* **TASK TO CARRY OUT**
Search the listing for "current" and copy every line where it appears.

* **EXERCISE MATERIALS**
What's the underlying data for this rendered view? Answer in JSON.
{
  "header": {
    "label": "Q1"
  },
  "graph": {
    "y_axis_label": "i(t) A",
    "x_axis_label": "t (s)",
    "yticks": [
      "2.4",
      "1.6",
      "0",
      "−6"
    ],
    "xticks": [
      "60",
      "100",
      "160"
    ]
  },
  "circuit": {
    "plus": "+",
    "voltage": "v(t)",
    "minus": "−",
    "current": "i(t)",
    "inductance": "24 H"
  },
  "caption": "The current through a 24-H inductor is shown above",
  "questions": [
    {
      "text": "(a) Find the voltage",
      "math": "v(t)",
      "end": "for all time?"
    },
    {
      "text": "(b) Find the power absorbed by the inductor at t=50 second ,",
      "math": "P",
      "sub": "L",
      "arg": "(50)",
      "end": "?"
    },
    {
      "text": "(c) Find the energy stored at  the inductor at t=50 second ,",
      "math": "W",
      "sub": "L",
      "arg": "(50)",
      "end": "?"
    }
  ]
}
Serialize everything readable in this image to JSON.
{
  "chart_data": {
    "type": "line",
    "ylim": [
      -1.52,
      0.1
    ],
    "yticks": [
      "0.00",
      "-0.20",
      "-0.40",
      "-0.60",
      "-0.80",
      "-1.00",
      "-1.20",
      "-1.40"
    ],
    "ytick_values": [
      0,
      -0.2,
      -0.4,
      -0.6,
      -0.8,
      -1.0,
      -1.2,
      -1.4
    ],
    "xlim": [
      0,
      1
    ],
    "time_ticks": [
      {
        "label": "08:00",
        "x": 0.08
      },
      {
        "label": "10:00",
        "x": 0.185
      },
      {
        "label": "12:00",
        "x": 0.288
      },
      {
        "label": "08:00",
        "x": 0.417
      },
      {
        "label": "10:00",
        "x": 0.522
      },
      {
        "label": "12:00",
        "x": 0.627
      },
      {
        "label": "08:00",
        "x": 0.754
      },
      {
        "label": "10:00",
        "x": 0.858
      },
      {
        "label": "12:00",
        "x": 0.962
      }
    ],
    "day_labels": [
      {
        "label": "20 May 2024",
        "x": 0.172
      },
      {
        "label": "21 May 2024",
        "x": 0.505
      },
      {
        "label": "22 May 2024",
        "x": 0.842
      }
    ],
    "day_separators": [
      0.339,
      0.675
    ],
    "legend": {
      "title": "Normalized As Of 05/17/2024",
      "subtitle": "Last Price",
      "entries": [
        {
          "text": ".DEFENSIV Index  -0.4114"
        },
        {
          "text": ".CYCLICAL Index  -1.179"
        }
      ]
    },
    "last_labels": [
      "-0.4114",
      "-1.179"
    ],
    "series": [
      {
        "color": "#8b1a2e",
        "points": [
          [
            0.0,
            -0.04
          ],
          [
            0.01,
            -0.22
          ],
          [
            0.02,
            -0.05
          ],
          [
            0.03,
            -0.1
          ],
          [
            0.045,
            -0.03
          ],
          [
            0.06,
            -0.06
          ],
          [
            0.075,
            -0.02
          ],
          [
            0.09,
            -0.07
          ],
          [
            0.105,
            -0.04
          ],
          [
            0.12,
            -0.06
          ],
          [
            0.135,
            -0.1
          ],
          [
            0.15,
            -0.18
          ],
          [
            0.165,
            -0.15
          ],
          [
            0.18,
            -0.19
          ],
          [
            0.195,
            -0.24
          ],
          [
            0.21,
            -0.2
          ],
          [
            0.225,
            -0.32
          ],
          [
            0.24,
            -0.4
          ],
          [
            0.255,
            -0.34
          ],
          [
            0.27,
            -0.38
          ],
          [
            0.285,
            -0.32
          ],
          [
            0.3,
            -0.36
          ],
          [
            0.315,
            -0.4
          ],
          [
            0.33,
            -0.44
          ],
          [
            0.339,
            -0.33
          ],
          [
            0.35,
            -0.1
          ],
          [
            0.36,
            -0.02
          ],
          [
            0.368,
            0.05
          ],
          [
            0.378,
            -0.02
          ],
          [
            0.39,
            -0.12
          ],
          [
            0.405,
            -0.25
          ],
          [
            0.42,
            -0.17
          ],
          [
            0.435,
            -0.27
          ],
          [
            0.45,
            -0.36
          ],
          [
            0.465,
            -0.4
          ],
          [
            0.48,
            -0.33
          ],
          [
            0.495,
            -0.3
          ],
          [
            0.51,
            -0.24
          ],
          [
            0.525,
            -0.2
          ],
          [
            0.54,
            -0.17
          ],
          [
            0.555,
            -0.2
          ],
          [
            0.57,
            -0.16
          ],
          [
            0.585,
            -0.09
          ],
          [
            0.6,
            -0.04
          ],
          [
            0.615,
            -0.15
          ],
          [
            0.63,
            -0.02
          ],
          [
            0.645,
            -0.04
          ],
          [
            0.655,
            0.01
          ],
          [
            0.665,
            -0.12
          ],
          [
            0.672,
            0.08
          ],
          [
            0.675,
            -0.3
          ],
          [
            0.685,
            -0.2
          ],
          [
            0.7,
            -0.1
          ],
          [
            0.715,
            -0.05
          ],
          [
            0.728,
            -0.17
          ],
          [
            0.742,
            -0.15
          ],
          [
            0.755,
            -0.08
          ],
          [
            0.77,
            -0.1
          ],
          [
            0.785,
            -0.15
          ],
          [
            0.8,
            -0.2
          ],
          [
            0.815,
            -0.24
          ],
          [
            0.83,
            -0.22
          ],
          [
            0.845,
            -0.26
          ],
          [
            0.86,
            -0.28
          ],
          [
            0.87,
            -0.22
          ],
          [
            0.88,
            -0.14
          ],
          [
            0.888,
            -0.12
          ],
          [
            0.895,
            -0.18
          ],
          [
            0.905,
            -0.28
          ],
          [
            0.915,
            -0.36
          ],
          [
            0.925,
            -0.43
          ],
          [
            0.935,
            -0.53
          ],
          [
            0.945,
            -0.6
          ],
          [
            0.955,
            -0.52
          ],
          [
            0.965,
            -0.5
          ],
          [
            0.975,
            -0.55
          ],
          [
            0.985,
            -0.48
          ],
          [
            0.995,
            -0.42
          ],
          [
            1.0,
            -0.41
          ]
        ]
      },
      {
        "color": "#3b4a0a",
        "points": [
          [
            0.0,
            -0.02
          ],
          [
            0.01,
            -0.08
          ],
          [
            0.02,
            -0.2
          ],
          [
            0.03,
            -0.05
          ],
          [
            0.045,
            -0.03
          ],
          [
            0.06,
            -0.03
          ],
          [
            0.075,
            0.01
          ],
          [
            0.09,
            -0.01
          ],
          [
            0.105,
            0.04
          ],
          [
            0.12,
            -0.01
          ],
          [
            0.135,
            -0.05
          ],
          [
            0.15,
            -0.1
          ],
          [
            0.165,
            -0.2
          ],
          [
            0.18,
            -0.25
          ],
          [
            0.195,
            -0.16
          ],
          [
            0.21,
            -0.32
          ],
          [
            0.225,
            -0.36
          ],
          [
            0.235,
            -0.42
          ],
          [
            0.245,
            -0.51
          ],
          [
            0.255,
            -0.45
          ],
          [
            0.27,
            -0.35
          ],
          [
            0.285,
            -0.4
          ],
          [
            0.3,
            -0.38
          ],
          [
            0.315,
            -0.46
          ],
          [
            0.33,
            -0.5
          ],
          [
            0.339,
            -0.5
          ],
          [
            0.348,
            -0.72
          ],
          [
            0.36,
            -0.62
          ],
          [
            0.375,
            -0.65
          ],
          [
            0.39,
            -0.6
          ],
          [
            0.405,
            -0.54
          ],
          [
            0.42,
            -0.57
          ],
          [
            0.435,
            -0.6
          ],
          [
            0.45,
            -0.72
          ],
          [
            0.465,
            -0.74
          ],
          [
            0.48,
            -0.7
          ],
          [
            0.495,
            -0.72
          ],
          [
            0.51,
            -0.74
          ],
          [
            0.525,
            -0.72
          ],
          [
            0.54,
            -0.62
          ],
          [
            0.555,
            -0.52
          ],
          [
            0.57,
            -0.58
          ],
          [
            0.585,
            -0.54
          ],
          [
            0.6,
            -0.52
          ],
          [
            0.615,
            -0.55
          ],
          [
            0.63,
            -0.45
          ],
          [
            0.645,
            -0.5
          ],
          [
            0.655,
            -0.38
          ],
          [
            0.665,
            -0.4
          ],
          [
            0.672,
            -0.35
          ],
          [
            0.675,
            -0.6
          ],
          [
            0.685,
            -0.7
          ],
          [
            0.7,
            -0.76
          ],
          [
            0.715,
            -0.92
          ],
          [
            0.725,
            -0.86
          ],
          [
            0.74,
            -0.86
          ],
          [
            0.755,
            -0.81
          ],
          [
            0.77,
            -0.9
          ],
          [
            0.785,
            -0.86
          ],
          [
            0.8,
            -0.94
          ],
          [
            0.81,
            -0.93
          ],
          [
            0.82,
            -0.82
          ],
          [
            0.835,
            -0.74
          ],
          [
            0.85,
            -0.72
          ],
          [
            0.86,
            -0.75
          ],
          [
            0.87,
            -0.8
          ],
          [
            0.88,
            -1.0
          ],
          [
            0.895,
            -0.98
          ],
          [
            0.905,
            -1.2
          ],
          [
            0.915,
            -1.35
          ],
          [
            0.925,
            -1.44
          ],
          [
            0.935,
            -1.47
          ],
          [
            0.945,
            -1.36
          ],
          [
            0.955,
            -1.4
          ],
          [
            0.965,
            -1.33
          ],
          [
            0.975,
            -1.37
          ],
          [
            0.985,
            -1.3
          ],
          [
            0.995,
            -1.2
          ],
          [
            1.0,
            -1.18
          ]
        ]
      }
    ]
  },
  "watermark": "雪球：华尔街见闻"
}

* **TASK OUTPUT**
    "current": "i(t)",
  "caption": "The current through a 24-H inductor is shown above",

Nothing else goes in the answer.